Exercise instructions:
Look through the listing below and give the number of lines that hold "amount". Say nothing more.
# Start of Data listing
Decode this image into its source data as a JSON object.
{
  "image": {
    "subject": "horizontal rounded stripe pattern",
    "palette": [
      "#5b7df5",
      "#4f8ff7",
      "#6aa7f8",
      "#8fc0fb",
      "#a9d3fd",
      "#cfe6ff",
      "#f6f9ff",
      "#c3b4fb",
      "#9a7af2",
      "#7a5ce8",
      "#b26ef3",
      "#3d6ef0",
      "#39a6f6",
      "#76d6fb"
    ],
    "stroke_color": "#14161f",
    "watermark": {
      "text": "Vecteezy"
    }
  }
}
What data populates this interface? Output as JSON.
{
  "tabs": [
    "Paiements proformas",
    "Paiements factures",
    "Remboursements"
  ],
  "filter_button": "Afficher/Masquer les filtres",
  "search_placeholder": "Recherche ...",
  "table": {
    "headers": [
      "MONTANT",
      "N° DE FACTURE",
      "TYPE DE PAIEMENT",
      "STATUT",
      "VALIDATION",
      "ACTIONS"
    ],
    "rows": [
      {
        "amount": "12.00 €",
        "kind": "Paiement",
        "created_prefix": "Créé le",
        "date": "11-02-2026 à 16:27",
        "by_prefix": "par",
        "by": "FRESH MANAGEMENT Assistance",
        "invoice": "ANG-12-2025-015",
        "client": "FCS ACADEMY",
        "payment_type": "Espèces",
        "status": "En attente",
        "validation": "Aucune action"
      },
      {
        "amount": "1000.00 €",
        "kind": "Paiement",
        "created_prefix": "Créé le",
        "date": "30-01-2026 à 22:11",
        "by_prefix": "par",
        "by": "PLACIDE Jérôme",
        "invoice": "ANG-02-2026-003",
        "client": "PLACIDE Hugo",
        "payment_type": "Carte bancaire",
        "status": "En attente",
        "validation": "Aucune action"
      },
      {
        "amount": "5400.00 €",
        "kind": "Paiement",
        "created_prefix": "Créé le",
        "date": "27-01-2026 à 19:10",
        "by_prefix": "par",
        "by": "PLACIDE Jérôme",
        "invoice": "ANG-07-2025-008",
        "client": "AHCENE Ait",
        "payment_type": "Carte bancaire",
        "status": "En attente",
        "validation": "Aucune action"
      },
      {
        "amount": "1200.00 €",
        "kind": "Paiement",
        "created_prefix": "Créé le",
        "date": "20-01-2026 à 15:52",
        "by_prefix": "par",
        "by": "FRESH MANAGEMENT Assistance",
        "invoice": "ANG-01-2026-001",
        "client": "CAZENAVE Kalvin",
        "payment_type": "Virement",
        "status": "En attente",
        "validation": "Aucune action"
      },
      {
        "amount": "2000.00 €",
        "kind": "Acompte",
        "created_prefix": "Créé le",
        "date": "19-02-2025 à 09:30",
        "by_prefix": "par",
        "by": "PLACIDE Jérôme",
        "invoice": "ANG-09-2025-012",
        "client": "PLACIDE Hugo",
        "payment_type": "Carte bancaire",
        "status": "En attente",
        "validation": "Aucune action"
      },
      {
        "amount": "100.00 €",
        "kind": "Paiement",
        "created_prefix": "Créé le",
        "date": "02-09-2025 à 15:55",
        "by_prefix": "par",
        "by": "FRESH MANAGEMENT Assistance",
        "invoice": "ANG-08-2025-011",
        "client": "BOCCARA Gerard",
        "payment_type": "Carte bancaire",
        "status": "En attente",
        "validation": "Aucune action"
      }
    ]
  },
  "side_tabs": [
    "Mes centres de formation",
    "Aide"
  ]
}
# End of Data listing
Full answer:
6